■ **RECORDS TO PROCESS**
--------------------------------
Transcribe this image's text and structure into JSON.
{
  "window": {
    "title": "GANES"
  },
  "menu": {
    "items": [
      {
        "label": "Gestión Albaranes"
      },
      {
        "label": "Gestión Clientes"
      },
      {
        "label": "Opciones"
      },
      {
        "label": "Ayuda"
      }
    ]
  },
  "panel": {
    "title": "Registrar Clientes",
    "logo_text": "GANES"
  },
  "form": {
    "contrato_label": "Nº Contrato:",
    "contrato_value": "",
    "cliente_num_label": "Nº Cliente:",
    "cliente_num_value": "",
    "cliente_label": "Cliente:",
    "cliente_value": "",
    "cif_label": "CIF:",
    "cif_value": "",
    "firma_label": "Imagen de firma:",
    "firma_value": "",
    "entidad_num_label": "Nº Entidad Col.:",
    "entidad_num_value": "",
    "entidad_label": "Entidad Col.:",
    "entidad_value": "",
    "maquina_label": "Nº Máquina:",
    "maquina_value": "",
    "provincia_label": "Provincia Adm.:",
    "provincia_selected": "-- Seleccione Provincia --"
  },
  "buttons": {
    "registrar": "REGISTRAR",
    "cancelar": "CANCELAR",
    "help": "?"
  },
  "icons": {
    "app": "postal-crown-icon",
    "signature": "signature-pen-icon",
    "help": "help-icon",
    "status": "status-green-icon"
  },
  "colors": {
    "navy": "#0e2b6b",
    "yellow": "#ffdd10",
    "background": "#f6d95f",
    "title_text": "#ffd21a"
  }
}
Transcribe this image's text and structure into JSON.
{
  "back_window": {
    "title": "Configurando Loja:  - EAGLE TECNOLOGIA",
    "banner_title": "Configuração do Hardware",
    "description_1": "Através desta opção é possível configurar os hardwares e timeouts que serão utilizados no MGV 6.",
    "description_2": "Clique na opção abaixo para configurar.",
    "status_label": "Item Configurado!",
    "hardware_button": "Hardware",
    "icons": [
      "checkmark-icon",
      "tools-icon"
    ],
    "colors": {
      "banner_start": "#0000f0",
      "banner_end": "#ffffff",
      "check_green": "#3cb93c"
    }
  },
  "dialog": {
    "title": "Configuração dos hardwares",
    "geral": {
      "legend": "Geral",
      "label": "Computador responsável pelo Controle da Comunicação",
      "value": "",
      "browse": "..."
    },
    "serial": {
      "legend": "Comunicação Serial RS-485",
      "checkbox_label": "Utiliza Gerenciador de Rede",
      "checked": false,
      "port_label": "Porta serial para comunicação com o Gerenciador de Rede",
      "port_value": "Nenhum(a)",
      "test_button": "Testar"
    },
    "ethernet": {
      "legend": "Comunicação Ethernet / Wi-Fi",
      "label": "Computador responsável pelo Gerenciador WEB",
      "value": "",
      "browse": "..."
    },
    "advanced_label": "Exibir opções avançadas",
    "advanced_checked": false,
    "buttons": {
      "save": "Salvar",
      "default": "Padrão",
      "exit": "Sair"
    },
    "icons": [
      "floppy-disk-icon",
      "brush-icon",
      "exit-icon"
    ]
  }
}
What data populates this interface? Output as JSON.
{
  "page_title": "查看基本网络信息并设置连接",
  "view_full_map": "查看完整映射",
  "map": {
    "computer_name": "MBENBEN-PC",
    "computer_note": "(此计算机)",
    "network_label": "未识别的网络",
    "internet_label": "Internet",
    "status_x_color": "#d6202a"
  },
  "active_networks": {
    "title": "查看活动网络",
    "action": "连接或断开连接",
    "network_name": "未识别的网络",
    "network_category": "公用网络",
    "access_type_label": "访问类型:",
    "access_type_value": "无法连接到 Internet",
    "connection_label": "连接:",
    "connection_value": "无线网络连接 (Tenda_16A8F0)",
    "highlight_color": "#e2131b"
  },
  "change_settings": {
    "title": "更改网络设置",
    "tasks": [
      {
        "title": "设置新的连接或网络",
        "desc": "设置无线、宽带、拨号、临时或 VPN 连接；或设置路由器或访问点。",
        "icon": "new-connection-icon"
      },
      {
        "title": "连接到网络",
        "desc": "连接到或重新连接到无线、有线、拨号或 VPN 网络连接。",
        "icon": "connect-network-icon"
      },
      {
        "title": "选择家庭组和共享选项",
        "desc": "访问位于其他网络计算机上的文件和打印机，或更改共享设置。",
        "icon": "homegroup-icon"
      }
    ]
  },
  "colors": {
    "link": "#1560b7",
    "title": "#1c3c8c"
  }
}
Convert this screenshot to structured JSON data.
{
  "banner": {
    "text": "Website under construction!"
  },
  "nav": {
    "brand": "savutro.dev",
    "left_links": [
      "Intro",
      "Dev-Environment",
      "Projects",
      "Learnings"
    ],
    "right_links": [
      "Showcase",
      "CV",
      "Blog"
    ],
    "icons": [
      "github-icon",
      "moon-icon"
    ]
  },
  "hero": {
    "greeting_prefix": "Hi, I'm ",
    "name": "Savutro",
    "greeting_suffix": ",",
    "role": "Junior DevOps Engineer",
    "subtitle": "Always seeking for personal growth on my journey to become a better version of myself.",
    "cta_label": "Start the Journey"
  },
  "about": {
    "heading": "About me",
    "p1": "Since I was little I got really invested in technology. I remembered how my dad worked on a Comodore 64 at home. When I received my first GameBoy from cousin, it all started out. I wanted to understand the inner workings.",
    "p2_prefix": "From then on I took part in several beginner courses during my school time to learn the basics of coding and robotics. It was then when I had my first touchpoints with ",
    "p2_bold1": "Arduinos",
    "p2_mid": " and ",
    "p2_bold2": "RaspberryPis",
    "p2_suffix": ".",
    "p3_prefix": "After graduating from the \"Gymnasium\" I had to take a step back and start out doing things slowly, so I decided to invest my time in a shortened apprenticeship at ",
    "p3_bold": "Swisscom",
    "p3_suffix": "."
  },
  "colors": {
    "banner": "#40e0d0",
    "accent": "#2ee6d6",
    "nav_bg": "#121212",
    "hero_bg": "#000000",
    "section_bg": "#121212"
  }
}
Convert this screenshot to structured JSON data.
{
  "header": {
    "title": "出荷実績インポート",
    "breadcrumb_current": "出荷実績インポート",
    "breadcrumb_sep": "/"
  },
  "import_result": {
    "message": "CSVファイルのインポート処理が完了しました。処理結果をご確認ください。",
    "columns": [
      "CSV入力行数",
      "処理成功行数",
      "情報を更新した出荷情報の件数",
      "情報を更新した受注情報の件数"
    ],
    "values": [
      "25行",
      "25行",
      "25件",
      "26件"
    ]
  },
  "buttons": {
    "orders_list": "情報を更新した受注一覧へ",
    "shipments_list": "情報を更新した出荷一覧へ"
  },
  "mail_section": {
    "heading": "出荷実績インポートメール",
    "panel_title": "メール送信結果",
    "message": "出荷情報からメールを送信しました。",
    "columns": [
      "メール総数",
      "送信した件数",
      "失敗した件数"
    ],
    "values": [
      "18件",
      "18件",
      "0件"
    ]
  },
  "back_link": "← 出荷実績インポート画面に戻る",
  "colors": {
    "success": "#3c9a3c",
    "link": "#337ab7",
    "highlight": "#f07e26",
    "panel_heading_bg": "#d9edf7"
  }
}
--------------------------------
■ **PROBLEM DETAILS**
Print every line of the records exactly. Omit nothing.

■ **OUTPUT BELOW**
Transcribe this image's text and structure into JSON.
{
  "window": {
    "title": "GANES"
  },
  "menu": {
    "items": [
      {
        "label": "Gestión Albaranes"
      },
      {
        "label": "Gestión Clientes"
      },
      {
        "label": "Opciones"
      },
      {
        "label": "Ayuda"
      }
    ]
  },
  "panel": {
    "title": "Registrar Clientes",
    "logo_text": "GANES"
  },
  "form": {
    "contrato_label": "Nº Contrato:",
    "contrato_value": "",
    "cliente_num_label": "Nº Cliente:",
    "cliente_num_value": "",
    "cliente_label": "Cliente:",
    "cliente_value": "",
    "cif_label": "CIF:",
    "cif_value": "",
    "firma_label": "Imagen de firma:",
    "firma_value": "",
    "entidad_num_label": "Nº Entidad Col.:",
    "entidad_num_value": "",
    "entidad_label": "Entidad Col.:",
    "entidad_value": "",
    "maquina_label": "Nº Máquina:",
    "maquina_value": "",
    "provincia_label": "Provincia Adm.:",
    "provincia_selected": "-- Seleccione Provincia --"
  },
  "buttons": {
    "registrar": "REGISTRAR",
    "cancelar": "CANCELAR",
    "help": "?"
  },
  "icons": {
    "app": "postal-crown-icon",
    "signature": "signature-pen-icon",
    "help": "help-icon",
    "status": "status-green-icon"
  },
  "colors": {
    "navy": "#0e2b6b",
    "yellow": "#ffdd10",
    "background": "#f6d95f",
    "title_text": "#ffd21a"
  }
}
Transcribe this image's text and structure into JSON.
{
  "back_window": {
    "title": "Configurando Loja:  - EAGLE TECNOLOGIA",
    "banner_title": "Configuração do Hardware",
    "description_1": "Através desta opção é possível configurar os hardwares e timeouts que serão utilizados no MGV 6.",
    "description_2": "Clique na opção abaixo para configurar.",
    "status_label": "Item Configurado!",
    "hardware_button": "Hardware",
    "icons": [
      "checkmark-icon",
      "tools-icon"
    ],
    "colors": {
      "banner_start": "#0000f0",
      "banner_end": "#ffffff",
      "check_green": "#3cb93c"
    }
  },
  "dialog": {
    "title": "Configuração dos hardwares",
    "geral": {
      "legend": "Geral",
      "label": "Computador responsável pelo Controle da Comunicação",
      "value": "",
      "browse": "..."
    },
    "serial": {
      "legend": "Comunicação Serial RS-485",
      "checkbox_label": "Utiliza Gerenciador de Rede",
      "checked": false,
      "port_label": "Porta serial para comunicação com o Gerenciador de Rede",
      "port_value": "Nenhum(a)",
      "test_button": "Testar"
    },
    "ethernet": {
      "legend": "Comunicação Ethernet / Wi-Fi",
      "label": "Computador responsável pelo Gerenciador WEB",
      "value": "",
      "browse": "..."
    },
    "advanced_label": "Exibir opções avançadas",
    "advanced_checked": false,
    "buttons": {
      "save": "Salvar",
      "default": "Padrão",
      "exit": "Sair"
    },
    "icons": [
      "floppy-disk-icon",
      "brush-icon",
      "exit-icon"
    ]
  }
}
What data populates this interface? Output as JSON.
{
  "page_title": "查看基本网络信息并设置连接",
  "view_full_map": "查看完整映射",
  "map": {
    "computer_name": "MBENBEN-PC",
    "computer_note": "(此计算机)",
    "network_label": "未识别的网络",
    "internet_label": "Internet",
    "status_x_color": "#d6202a"
  },
  "active_networks": {
    "title": "查看活动网络",
    "action": "连接或断开连接",
    "network_name": "未识别的网络",
    "network_category": "公用网络",
    "access_type_label": "访问类型:",
    "access_type_value": "无法连接到 Internet",
    "connection_label": "连接:",
    "connection_value": "无线网络连接 (Tenda_16A8F0)",
    "highlight_color": "#e2131b"
  },
  "change_settings": {
    "title": "更改网络设置",
    "tasks": [
      {
        "title": "设置新的连接或网络",
        "desc": "设置无线、宽带、拨号、临时或 VPN 连接；或设置路由器或访问点。",
        "icon": "new-connection-icon"
      },
      {
        "title": "连接到网络",
        "desc": "连接到或重新连接到无线、有线、拨号或 VPN 网络连接。",
        "icon": "connect-network-icon"
      },
      {
        "title": "选择家庭组和共享选项",
        "desc": "访问位于其他网络计算机上的文件和打印机，或更改共享设置。",
        "icon": "homegroup-icon"
      }
    ]
  },
  "colors": {
    "link": "#1560b7",
    "title": "#1c3c8c"
  }
}
Convert this screenshot to structured JSON data.
{
  "banner": {
    "text": "Website under construction!"
  },
  "nav": {
    "brand": "savutro.dev",
    "left_links": [
      "Intro",
      "Dev-Environment",
      "Projects",
      "Learnings"
    ],
    "right_links": [
      "Showcase",
      "CV",
      "Blog"
    ],
    "icons": [
      "github-icon",
      "moon-icon"
    ]
  },
  "hero": {
    "greeting_prefix": "Hi, I'm ",
    "name": "Savutro",
    "greeting_suffix": ",",
    "role": "Junior DevOps Engineer",
    "subtitle": "Always seeking for personal growth on my journey to become a better version of myself.",
    "cta_label": "Start the Journey"
  },
  "about": {
    "heading": "About me",
    "p1": "Since I was little I got really invested in technology. I remembered how my dad worked on a Comodore 64 at home. When I received my first GameBoy from cousin, it all started out. I wanted to understand the inner workings.",
    "p2_prefix": "From then on I took part in several beginner courses during my school time to learn the basics of coding and robotics. It was then when I had my first touchpoints with ",
    "p2_bold1": "Arduinos",
    "p2_mid": " and ",
    "p2_bold2": "RaspberryPis",
    "p2_suffix": ".",
    "p3_prefix": "After graduating from the \"Gymnasium\" I had to take a step back and start out doing things slowly, so I decided to invest my time in a shortened apprenticeship at ",
    "p3_bold": "Swisscom",
    "p3_suffix": "."
  },
  "colors": {
    "banner": "#40e0d0",
    "accent": "#2ee6d6",
    "nav_bg": "#121212",
    "hero_bg": "#000000",
    "section_bg": "#121212"
  }
}
Convert this screenshot to structured JSON data.
{
  "header": {
    "title": "出荷実績インポート",
    "breadcrumb_current": "出荷実績インポート",
    "breadcrumb_sep": "/"
  },
  "import_result": {
    "message": "CSVファイルのインポート処理が完了しました。処理結果をご確認ください。",
    "columns": [
      "CSV入力行数",
      "処理成功行数",
      "情報を更新した出荷情報の件数",
      "情報を更新した受注情報の件数"
    ],
    "values": [
      "25行",
      "25行",
      "25件",
      "26件"
    ]
  },
  "buttons": {
    "orders_list": "情報を更新した受注一覧へ",
    "shipments_list": "情報を更新した出荷一覧へ"
  },
  "mail_section": {
    "heading": "出荷実績インポートメール",
    "panel_title": "メール送信結果",
    "message": "出荷情報からメールを送信しました。",
    "columns": [
      "メール総数",
      "送信した件数",
      "失敗した件数"
    ],
    "values": [
      "18件",
      "18件",
      "0件"
    ]
  },
  "back_link": "← 出荷実績インポート画面に戻る",
  "colors": {
    "success": "#3c9a3c",
    "link": "#337ab7",
    "highlight": "#f07e26",
    "panel_heading_bg": "#d9edf7"
  }
}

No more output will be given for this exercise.